### Source records:
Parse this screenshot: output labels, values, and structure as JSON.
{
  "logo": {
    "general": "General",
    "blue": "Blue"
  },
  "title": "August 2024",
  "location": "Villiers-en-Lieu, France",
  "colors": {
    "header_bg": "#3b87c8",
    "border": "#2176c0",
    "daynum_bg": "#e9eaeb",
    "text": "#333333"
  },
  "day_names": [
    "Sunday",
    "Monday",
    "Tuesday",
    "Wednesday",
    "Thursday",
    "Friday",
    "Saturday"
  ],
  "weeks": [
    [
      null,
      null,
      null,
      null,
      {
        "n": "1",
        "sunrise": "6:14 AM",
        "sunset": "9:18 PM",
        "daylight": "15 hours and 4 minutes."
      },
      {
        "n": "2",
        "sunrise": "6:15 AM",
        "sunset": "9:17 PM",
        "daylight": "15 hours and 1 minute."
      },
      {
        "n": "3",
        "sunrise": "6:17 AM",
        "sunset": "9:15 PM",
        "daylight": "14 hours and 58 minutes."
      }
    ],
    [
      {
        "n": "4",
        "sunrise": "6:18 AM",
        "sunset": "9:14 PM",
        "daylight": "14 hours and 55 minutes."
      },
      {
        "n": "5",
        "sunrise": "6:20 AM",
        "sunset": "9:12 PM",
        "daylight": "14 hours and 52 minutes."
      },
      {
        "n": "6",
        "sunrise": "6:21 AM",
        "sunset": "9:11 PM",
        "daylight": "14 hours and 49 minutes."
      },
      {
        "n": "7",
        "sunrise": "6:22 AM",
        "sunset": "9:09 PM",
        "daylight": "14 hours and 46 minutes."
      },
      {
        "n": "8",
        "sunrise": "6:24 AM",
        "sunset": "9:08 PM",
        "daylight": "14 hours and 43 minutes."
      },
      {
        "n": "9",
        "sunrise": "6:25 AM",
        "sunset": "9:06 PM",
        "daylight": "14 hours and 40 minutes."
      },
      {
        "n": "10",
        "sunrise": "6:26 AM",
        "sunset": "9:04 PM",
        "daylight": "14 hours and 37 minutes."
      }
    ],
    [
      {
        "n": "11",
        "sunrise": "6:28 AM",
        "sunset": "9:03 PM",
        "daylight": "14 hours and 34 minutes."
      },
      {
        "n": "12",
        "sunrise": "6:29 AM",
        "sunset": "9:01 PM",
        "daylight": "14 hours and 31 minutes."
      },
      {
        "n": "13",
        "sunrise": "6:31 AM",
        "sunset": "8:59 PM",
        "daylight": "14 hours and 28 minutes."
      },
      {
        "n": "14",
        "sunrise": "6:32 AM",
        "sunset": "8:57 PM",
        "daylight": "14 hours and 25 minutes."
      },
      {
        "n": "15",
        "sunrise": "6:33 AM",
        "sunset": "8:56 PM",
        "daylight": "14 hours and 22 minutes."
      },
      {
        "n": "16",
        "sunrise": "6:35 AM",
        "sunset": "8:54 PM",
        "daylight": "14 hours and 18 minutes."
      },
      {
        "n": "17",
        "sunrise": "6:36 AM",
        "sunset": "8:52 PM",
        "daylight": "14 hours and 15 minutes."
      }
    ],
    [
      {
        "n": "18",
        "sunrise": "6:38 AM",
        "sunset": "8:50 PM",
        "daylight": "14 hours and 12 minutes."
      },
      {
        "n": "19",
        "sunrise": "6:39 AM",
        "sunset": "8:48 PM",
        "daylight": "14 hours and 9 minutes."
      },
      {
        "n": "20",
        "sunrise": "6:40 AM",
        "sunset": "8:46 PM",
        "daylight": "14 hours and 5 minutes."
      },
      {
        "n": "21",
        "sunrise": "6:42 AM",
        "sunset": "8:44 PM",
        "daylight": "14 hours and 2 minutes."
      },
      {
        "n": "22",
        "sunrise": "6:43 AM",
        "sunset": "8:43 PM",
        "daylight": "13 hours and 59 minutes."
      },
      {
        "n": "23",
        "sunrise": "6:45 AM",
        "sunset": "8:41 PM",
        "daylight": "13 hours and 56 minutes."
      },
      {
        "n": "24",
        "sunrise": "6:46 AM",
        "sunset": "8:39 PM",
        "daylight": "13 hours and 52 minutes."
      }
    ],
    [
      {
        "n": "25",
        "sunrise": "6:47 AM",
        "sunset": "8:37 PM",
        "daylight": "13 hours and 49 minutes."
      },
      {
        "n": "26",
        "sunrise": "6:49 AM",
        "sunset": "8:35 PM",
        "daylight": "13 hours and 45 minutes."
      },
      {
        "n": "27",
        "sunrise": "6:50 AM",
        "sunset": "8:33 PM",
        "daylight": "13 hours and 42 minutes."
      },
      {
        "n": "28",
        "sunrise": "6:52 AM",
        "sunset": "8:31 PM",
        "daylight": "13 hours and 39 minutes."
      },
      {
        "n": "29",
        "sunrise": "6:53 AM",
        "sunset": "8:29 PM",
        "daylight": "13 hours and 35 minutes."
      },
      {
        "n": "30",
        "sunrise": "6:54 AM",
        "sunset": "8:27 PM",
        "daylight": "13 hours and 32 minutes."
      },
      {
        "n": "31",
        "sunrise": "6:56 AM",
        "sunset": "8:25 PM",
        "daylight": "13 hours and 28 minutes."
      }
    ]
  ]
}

### The request:
Each line of the listing should be copied exactly.

### Answer in full:
Parse this screenshot: output labels, values, and structure as JSON.
{
  "logo": {
    "general": "General",
    "blue": "Blue"
  },
  "title": "August 2024",
  "location": "Villiers-en-Lieu, France",
  "colors": {
    "header_bg": "#3b87c8",
    "border": "#2176c0",
    "daynum_bg": "#e9eaeb",
    "text": "#333333"
  },
  "day_names": [
    "Sunday",
    "Monday",
    "Tuesday",
    "Wednesday",
    "Thursday",
    "Friday",
    "Saturday"
  ],
  "weeks": [
    [
      null,
      null,
      null,
      null,
      {
        "n": "1",
        "sunrise": "6:14 AM",
        "sunset": "9:18 PM",
        "daylight": "15 hours and 4 minutes."
      },
      {
        "n": "2",
        "sunrise": "6:15 AM",
        "sunset": "9:17 PM",
        "daylight": "15 hours and 1 minute."
      },
      {
        "n": "3",
        "sunrise": "6:17 AM",
        "sunset": "9:15 PM",
        "daylight": "14 hours and 58 minutes."
      }
    ],
    [
      {
        "n": "4",
        "sunrise": "6:18 AM",
        "sunset": "9:14 PM",
        "daylight": "14 hours and 55 minutes."
      },
      {
        "n": "5",
        "sunrise": "6:20 AM",
        "sunset": "9:12 PM",
        "daylight": "14 hours and 52 minutes."
      },
      {
        "n": "6",
        "sunrise": "6:21 AM",
        "sunset": "9:11 PM",
        "daylight": "14 hours and 49 minutes."
      },
      {
        "n": "7",
        "sunrise": "6:22 AM",
        "sunset": "9:09 PM",
        "daylight": "14 hours and 46 minutes."
      },
      {
        "n": "8",
        "sunrise": "6:24 AM",
        "sunset": "9:08 PM",
        "daylight": "14 hours and 43 minutes."
      },
      {
        "n": "9",
        "sunrise": "6:25 AM",
        "sunset": "9:06 PM",
        "daylight": "14 hours and 40 minutes."
      },
      {
        "n": "10",
        "sunrise": "6:26 AM",
        "sunset": "9:04 PM",
        "daylight": "14 hours and 37 minutes."
      }
    ],
    [
      {
        "n": "11",
        "sunrise": "6:28 AM",
        "sunset": "9:03 PM",
        "daylight": "14 hours and 34 minutes."
      },
      {
        "n": "12",
        "sunrise": "6:29 AM",
        "sunset": "9:01 PM",
        "daylight": "14 hours and 31 minutes."
      },
      {
        "n": "13",
        "sunrise": "6:31 AM",
        "sunset": "8:59 PM",
        "daylight": "14 hours and 28 minutes."
      },
      {
        "n": "14",
        "sunrise": "6:32 AM",
        "sunset": "8:57 PM",
        "daylight": "14 hours and 25 minutes."
      },
      {
        "n": "15",
        "sunrise": "6:33 AM",
        "sunset": "8:56 PM",
        "daylight": "14 hours and 22 minutes."
      },
      {
        "n": "16",
        "sunrise": "6:35 AM",
        "sunset": "8:54 PM",
        "daylight": "14 hours and 18 minutes."
      },
      {
        "n": "17",
        "sunrise": "6:36 AM",
        "sunset": "8:52 PM",
        "daylight": "14 hours and 15 minutes."
      }
    ],
    [
      {
        "n": "18",
        "sunrise": "6:38 AM",
        "sunset": "8:50 PM",
        "daylight": "14 hours and 12 minutes."
      },
      {
        "n": "19",
        "sunrise": "6:39 AM",
        "sunset": "8:48 PM",
        "daylight": "14 hours and 9 minutes."
      },
      {
        "n": "20",
        "sunrise": "6:40 AM",
        "sunset": "8:46 PM",
        "daylight": "14 hours and 5 minutes."
      },
      {
        "n": "21",
        "sunrise": "6:42 AM",
        "sunset": "8:44 PM",
        "daylight": "14 hours and 2 minutes."
      },
      {
        "n": "22",
        "sunrise": "6:43 AM",
        "sunset": "8:43 PM",
        "daylight": "13 hours and 59 minutes."
      },
      {
        "n": "23",
        "sunrise": "6:45 AM",
        "sunset": "8:41 PM",
        "daylight": "13 hours and 56 minutes."
      },
      {
        "n": "24",
        "sunrise": "6:46 AM",
        "sunset": "8:39 PM",
        "daylight": "13 hours and 52 minutes."
      }
    ],
    [
      {
        "n": "25",
        "sunrise": "6:47 AM",
        "sunset": "8:37 PM",
        "daylight": "13 hours and 49 minutes."
      },
      {
        "n": "26",
        "sunrise": "6:49 AM",
        "sunset": "8:35 PM",
        "daylight": "13 hours and 45 minutes."
      },
      {
        "n": "27",
        "sunrise": "6:50 AM",
        "sunset": "8:33 PM",
        "daylight": "13 hours and 42 minutes."
      },
      {
        "n": "28",
        "sunrise": "6:52 AM",
        "sunset": "8:31 PM",
        "daylight": "13 hours and 39 minutes."
      },
      {
        "n": "29",
        "sunrise": "6:53 AM",
        "sunset": "8:29 PM",
        "daylight": "13 hours and 35 minutes."
      },
      {
        "n": "30",
        "sunrise": "6:54 AM",
        "sunset": "8:27 PM",
        "daylight": "13 hours and 32 minutes."
      },
      {
        "n": "31",
        "sunrise": "6:56 AM",
        "sunset": "8:25 PM",
        "daylight": "13 hours and 28 minutes."
      }
    ]
  ]
}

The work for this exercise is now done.